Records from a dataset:

===============

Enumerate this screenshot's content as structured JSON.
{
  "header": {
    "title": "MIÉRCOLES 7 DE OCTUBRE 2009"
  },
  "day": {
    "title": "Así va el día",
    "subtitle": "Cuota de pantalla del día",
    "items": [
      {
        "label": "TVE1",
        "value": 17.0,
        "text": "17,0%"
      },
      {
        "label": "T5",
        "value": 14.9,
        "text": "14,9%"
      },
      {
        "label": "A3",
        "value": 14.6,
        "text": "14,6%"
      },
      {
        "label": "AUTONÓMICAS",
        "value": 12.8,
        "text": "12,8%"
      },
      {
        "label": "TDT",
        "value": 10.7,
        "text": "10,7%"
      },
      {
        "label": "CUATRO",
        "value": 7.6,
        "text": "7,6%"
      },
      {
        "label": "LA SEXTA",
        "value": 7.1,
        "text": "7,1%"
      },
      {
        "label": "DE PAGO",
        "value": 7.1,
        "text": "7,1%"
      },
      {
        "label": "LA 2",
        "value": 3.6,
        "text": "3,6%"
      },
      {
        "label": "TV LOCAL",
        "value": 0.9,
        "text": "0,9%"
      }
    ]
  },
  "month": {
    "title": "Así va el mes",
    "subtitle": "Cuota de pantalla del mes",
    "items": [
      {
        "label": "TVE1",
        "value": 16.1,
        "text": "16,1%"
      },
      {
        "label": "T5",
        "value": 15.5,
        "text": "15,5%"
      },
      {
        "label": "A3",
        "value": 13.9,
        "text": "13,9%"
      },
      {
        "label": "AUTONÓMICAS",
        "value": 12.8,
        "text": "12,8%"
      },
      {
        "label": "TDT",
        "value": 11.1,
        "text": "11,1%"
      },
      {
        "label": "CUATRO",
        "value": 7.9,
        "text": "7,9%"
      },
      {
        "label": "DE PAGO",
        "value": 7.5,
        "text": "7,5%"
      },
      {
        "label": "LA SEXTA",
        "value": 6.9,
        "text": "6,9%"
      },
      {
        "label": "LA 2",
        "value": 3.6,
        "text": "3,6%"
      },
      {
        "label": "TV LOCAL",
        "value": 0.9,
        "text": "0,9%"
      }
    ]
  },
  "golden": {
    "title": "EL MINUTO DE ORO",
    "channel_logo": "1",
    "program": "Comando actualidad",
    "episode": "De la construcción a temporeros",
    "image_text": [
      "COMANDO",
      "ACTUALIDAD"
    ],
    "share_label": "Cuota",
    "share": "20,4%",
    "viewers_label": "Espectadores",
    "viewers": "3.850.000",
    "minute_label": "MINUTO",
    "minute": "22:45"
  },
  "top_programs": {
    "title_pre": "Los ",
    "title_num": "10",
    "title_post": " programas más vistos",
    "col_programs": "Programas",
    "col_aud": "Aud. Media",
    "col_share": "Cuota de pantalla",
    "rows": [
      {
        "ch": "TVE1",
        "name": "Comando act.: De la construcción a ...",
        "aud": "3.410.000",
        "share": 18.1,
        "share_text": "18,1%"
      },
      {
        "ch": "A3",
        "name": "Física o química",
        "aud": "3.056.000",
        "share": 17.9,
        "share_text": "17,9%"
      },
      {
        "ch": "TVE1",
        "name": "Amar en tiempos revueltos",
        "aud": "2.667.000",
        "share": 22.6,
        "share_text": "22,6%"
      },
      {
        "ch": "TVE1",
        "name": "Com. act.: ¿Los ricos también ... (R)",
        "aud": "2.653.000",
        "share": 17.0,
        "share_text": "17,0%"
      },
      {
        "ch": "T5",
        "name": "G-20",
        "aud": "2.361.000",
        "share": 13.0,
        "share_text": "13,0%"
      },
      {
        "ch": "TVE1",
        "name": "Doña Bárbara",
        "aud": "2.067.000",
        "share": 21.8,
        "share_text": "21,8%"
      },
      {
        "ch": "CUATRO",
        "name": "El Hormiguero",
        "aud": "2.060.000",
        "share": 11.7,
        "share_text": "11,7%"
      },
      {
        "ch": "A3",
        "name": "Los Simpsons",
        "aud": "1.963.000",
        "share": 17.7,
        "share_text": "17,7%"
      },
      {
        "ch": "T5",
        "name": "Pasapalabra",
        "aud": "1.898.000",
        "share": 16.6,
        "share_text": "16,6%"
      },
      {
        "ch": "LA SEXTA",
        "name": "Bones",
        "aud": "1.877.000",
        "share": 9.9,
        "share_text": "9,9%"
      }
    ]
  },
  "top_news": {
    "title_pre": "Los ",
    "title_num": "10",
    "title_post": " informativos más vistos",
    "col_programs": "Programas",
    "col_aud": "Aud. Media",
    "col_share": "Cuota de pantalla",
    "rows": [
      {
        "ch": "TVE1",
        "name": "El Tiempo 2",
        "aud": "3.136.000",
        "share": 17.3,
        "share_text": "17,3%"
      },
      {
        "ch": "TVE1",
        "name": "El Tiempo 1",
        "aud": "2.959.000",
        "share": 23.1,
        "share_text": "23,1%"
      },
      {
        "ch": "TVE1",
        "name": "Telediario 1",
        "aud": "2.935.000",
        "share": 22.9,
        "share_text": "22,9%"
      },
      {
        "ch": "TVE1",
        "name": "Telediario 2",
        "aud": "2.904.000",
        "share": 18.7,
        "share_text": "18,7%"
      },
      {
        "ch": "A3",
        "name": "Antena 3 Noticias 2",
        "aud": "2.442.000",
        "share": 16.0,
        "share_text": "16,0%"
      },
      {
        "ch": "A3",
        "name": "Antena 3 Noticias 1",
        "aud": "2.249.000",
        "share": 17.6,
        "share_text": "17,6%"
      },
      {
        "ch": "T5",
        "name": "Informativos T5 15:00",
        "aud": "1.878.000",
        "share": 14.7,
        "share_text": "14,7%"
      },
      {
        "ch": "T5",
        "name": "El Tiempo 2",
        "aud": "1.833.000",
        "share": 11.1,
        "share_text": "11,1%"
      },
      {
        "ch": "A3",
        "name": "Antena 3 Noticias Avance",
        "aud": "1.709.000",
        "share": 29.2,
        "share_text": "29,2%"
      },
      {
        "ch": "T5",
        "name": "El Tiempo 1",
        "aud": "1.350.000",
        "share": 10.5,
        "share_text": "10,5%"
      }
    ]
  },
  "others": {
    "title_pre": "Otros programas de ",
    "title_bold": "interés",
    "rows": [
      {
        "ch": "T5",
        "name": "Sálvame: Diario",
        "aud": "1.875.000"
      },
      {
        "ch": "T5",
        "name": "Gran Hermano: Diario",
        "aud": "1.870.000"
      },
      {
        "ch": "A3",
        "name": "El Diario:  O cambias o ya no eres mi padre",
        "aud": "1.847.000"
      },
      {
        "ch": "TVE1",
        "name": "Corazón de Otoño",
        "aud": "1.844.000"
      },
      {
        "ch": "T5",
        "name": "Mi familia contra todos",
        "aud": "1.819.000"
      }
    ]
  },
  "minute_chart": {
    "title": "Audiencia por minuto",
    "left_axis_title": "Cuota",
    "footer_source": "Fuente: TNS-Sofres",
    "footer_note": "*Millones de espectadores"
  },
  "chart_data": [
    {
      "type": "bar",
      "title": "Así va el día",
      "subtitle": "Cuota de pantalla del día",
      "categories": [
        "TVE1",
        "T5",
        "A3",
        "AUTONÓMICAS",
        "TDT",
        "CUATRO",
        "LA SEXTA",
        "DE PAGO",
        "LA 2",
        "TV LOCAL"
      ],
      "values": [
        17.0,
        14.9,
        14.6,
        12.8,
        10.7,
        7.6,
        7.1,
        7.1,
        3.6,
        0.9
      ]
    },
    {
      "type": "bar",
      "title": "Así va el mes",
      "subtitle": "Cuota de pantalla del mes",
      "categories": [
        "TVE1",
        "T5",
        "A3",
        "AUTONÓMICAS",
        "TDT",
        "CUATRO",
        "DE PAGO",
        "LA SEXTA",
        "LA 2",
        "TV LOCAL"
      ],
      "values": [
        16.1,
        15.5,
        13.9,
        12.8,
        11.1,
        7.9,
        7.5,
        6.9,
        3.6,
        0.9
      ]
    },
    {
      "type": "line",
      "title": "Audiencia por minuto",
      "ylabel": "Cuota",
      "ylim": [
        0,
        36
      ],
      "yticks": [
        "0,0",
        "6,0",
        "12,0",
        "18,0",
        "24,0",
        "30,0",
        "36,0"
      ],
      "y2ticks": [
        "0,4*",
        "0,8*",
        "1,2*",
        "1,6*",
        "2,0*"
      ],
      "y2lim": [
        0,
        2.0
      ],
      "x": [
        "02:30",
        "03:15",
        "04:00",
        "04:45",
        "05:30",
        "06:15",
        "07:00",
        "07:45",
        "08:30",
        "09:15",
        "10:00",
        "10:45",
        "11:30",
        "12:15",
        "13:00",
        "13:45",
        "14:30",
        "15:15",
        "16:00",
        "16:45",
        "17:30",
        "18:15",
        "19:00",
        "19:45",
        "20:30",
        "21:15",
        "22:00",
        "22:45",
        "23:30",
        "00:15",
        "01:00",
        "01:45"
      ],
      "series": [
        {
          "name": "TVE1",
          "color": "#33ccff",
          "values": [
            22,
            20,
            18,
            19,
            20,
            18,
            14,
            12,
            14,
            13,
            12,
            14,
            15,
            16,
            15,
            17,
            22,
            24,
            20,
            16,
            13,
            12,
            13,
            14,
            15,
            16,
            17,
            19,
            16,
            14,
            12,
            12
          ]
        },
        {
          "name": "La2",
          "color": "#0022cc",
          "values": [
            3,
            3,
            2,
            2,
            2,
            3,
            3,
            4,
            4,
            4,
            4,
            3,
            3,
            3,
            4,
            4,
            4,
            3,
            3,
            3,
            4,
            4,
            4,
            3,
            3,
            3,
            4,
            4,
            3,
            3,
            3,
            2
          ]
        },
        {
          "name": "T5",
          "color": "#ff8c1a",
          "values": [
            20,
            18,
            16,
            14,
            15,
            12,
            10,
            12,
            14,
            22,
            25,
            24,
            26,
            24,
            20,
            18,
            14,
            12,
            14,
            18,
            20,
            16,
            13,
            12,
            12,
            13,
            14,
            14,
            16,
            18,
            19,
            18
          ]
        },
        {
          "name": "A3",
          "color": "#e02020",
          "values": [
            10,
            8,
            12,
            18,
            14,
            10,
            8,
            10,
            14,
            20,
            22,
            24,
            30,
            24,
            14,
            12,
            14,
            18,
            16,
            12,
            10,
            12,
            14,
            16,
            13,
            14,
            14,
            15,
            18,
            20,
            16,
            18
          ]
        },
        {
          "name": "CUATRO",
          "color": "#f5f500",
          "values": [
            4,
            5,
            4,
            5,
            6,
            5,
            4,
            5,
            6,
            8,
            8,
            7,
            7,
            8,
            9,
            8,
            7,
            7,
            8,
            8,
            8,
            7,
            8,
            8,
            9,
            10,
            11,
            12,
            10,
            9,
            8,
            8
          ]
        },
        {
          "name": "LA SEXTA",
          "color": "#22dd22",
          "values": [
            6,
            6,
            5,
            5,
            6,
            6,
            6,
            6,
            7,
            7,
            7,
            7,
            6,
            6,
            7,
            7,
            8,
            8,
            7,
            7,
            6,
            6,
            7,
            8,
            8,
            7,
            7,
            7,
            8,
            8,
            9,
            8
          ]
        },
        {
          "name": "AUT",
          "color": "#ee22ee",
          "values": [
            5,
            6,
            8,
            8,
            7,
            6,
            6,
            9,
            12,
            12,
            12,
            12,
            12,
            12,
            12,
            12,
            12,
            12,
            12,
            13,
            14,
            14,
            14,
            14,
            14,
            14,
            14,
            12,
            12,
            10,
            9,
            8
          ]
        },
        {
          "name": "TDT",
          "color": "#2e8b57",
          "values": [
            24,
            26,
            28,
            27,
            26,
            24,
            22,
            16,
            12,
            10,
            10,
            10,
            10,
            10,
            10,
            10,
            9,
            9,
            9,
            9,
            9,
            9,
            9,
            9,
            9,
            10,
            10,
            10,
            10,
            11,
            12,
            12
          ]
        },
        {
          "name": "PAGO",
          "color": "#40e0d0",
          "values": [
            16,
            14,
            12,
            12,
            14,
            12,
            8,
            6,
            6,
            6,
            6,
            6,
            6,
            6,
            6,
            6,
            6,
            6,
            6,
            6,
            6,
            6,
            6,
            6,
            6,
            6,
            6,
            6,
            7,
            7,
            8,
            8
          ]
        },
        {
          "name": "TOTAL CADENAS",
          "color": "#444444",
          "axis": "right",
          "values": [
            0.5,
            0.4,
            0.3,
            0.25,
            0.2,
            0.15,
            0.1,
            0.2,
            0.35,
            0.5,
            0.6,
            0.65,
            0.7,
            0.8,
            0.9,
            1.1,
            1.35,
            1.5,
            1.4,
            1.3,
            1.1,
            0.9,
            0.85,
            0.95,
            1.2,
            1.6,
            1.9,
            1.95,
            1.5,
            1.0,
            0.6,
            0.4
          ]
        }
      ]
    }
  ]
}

===============

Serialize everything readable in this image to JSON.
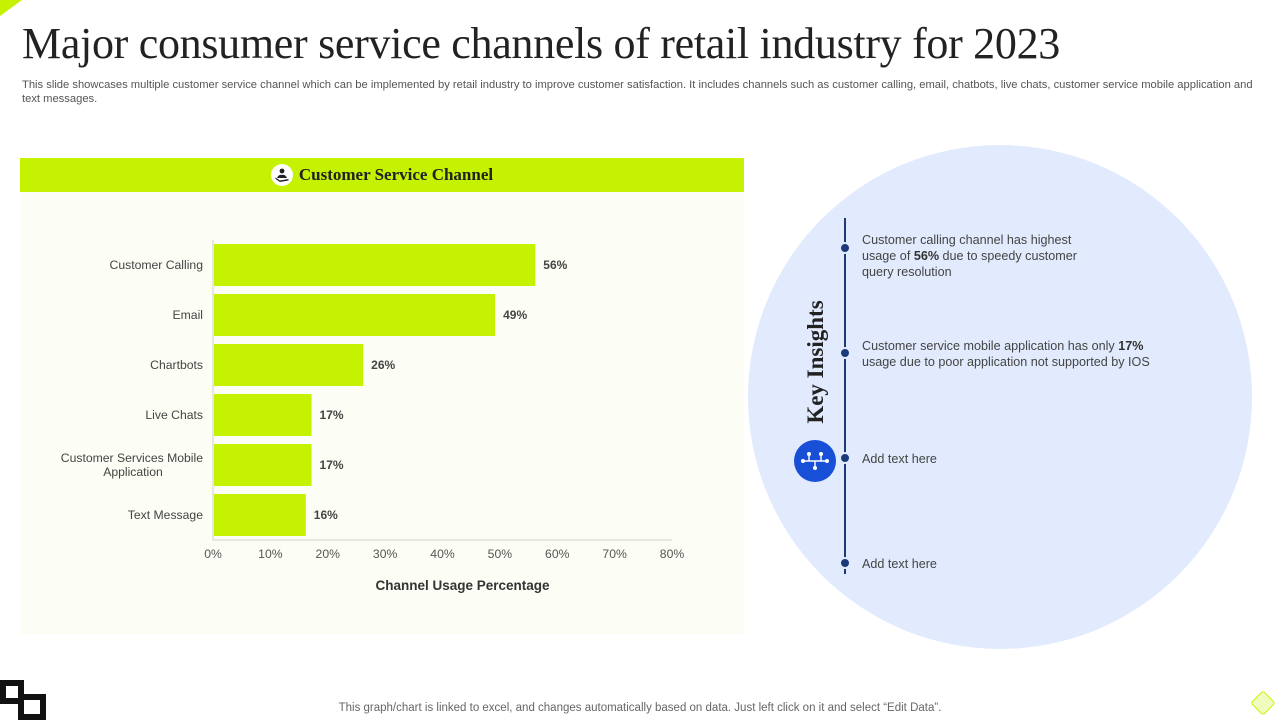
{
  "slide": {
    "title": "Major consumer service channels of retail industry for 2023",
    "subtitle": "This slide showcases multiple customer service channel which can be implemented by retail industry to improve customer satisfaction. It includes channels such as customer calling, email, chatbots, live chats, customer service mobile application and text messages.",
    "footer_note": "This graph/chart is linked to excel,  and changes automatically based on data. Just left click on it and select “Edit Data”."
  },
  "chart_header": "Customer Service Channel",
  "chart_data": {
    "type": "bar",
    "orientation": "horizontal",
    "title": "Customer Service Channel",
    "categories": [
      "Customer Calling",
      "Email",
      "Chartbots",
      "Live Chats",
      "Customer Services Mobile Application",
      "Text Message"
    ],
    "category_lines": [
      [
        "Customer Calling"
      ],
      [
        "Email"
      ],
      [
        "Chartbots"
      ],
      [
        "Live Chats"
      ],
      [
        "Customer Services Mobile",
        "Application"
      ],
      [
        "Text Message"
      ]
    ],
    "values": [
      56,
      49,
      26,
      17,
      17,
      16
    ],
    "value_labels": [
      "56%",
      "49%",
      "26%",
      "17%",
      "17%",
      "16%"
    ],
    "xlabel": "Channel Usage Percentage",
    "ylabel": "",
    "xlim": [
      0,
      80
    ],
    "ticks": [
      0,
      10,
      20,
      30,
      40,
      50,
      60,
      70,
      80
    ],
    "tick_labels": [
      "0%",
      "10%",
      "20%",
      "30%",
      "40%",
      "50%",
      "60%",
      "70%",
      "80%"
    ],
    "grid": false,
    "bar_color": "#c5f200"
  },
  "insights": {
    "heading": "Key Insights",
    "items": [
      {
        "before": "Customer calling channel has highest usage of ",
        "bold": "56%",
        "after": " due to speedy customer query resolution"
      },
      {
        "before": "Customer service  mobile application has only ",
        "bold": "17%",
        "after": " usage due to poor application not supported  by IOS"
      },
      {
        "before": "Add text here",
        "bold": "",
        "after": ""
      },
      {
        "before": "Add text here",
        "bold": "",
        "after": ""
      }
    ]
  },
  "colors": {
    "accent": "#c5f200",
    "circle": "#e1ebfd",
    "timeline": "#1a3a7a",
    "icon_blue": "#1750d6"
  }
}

===============

Give the number of lines in the listing above that hold the string "after", with nothing else.

:: Answer to this exercise ::
4